> [Work item]:
The lines below that include "screenshot" are to be found and copied.

> [Records from a collection of figures]:

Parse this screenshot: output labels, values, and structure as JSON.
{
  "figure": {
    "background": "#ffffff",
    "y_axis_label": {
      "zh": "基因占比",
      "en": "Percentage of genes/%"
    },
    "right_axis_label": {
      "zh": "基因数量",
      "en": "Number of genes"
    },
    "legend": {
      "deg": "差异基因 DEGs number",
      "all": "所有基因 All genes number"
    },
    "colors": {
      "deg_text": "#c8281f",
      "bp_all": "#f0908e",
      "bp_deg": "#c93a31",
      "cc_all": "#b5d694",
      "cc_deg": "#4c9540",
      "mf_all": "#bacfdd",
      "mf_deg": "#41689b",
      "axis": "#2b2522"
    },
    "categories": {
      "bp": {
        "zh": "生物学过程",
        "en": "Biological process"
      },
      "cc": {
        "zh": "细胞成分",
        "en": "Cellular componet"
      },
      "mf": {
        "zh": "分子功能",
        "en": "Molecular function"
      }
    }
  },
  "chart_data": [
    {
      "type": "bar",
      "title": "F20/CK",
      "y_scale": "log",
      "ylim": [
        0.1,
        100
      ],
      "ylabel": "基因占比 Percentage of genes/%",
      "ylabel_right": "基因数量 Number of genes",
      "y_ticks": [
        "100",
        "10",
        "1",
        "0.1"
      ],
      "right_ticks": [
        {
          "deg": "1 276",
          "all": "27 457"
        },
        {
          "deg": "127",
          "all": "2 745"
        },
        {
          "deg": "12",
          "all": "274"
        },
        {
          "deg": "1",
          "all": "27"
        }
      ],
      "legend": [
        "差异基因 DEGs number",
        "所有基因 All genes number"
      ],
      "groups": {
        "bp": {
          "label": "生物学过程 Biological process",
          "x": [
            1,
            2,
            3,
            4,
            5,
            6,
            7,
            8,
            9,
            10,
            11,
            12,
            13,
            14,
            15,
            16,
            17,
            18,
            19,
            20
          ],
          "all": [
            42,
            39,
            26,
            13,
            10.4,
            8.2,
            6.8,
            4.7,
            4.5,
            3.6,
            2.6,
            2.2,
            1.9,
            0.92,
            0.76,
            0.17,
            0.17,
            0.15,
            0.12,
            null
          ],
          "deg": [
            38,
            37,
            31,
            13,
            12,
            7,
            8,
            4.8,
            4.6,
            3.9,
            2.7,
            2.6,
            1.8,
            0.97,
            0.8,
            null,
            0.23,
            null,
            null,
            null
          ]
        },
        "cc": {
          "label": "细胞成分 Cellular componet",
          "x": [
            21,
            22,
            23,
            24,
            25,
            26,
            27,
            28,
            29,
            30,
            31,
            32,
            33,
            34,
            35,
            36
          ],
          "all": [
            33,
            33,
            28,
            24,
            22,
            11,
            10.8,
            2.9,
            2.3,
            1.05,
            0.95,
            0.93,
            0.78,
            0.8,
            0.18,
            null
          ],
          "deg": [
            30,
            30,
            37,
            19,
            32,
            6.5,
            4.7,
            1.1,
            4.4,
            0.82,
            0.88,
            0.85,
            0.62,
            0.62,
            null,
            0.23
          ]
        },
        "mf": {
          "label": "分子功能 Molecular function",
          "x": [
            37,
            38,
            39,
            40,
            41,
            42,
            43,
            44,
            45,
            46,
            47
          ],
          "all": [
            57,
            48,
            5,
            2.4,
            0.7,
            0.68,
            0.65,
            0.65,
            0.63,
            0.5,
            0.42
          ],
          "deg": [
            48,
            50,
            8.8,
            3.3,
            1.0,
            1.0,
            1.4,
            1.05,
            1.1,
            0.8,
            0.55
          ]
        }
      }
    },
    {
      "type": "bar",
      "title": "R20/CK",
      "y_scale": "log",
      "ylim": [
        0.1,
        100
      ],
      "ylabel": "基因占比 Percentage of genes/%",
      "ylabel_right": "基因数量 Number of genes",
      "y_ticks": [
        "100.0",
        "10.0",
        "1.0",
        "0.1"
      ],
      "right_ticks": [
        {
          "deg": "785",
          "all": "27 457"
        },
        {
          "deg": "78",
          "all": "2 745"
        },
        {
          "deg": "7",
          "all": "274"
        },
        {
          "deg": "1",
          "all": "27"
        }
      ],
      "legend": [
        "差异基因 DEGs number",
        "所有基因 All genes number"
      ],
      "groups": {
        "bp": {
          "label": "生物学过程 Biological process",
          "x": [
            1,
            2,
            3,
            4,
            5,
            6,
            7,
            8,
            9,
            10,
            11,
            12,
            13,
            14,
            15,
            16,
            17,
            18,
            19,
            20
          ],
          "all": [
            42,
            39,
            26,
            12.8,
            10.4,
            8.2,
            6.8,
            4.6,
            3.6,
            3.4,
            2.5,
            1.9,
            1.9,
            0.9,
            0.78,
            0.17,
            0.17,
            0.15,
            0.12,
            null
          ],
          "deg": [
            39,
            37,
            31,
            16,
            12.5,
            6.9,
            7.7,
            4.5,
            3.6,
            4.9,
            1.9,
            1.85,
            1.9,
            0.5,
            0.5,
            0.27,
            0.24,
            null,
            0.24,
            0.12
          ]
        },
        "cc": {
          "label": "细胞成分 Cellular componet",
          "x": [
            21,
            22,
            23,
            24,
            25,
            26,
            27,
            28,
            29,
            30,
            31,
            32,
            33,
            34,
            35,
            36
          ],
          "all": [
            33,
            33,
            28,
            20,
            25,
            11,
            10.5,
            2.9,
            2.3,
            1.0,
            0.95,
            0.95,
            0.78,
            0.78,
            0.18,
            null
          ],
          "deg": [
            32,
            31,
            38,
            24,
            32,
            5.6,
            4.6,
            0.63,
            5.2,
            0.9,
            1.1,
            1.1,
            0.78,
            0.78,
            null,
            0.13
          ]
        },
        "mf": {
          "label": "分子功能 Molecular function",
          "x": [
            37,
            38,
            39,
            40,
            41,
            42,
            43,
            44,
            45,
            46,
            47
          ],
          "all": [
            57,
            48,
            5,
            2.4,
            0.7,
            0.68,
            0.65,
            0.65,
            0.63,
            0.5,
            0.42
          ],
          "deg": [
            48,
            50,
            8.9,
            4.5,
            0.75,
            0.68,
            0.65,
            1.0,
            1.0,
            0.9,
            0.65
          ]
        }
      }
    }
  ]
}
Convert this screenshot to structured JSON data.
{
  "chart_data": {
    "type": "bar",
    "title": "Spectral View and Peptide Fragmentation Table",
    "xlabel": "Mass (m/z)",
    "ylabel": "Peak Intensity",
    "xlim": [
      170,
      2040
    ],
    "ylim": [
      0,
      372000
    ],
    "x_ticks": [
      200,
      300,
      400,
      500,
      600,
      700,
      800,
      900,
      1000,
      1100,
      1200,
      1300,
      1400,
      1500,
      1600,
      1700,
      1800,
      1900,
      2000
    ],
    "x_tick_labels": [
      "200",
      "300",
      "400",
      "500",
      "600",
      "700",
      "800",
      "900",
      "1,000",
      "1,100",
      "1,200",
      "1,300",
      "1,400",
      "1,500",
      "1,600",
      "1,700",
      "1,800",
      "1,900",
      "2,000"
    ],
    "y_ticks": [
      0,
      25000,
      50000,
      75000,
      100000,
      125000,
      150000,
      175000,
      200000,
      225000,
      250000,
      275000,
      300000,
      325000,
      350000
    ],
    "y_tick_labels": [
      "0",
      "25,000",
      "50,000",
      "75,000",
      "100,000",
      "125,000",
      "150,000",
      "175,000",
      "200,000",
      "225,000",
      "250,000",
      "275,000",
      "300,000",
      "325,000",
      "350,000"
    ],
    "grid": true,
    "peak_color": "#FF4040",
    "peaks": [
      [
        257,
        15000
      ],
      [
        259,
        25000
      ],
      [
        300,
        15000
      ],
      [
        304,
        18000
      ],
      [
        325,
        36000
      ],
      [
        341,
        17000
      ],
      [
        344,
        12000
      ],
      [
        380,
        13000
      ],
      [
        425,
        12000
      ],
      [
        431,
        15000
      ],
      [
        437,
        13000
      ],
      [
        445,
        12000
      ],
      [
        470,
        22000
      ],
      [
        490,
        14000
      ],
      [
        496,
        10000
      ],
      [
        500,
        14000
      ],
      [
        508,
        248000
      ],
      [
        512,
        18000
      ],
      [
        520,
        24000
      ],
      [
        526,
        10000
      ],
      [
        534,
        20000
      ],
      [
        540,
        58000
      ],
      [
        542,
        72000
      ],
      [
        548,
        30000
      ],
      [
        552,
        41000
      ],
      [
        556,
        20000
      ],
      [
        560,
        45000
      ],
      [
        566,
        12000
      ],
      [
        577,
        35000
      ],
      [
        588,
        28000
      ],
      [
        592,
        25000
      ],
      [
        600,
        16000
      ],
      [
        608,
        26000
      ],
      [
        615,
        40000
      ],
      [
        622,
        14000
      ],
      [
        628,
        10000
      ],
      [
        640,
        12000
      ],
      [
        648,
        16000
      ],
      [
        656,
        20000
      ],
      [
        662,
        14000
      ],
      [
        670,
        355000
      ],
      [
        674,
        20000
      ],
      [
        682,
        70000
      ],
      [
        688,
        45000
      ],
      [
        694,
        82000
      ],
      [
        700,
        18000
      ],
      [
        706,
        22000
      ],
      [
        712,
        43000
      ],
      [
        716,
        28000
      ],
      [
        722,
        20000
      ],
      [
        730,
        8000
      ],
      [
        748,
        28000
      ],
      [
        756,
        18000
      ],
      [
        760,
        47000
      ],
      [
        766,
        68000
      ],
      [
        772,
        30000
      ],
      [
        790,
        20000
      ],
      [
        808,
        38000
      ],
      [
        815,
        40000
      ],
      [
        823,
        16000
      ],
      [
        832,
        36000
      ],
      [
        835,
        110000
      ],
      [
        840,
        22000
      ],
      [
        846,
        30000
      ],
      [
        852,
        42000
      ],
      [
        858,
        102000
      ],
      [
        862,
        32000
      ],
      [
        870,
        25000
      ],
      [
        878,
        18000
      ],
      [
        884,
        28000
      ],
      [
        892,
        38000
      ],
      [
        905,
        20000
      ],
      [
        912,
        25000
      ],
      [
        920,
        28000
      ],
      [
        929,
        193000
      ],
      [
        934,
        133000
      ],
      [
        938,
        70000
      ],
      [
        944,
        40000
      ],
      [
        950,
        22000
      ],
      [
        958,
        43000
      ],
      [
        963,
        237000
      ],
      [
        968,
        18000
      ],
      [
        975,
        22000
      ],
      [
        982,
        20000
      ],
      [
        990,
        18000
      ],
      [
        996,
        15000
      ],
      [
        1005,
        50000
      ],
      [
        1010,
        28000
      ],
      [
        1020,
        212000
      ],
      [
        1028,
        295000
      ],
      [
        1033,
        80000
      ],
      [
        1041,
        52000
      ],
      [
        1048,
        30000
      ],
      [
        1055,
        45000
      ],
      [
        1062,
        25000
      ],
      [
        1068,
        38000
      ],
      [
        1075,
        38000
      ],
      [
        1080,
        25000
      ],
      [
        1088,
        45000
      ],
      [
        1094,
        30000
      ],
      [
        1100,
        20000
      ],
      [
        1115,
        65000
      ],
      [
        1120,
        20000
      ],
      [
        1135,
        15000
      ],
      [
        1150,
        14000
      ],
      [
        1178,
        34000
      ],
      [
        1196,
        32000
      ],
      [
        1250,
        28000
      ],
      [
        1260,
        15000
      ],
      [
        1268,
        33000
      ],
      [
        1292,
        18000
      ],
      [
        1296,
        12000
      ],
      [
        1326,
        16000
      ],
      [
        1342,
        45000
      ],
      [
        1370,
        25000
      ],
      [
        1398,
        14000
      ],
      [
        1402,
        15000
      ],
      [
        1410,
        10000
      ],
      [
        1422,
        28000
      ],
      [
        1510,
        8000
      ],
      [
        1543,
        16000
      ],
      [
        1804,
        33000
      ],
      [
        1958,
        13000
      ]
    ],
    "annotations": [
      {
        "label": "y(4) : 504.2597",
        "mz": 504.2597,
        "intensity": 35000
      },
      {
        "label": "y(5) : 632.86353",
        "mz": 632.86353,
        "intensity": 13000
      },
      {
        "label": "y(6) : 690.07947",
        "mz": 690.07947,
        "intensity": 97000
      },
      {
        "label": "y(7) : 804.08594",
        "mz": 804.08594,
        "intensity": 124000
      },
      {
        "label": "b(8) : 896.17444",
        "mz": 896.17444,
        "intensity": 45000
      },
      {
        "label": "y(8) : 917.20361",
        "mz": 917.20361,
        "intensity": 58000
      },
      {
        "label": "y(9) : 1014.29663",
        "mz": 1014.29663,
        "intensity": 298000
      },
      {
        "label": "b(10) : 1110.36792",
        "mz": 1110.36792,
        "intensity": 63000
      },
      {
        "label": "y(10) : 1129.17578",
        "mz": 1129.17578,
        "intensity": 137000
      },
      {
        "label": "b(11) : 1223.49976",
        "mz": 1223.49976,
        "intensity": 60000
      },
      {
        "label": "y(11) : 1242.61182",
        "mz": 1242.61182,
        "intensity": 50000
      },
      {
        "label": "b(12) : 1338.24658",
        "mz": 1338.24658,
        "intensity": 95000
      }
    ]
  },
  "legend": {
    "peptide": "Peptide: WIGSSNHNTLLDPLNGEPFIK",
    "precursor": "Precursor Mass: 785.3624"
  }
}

> [Result below]:
Parse this screenshot: output labels, values, and structure as JSON.
Convert this screenshot to structured JSON data.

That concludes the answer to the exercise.